Figure dataset records:
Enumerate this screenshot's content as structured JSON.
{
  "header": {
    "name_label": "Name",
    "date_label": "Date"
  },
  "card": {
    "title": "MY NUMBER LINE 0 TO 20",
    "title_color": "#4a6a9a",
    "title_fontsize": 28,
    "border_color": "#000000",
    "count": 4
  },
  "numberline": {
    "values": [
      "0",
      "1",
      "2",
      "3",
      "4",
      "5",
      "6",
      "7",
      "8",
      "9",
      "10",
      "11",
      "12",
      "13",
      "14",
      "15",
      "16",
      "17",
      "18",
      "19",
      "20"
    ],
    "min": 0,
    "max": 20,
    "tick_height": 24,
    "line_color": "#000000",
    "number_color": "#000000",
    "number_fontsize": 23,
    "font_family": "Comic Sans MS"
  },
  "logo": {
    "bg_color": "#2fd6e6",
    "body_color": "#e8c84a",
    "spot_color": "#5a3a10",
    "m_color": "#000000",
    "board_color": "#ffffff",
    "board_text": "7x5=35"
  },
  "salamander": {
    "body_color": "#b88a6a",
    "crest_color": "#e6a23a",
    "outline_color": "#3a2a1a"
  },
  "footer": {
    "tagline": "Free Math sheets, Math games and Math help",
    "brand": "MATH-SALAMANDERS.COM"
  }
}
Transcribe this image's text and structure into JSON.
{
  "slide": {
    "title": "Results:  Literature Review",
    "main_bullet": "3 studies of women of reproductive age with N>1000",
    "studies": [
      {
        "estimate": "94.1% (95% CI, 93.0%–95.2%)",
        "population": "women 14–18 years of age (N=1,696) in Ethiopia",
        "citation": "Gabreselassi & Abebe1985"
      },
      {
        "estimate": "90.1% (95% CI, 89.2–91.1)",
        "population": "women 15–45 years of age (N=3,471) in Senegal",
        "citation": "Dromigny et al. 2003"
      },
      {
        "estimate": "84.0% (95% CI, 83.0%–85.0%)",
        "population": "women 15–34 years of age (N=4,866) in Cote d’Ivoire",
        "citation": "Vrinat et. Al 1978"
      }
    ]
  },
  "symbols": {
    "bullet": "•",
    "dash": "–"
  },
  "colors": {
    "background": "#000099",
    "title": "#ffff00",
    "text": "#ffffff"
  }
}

Requirement = Using the entries above, find all lines with "estimate". Copy them.

Exercise answer =
        "estimate": "94.1% (95% CI, 93.0%–95.2%)",
        "estimate": "90.1% (95% CI, 89.2–91.1)",
        "estimate": "84.0% (95% CI, 83.0%–85.0%)",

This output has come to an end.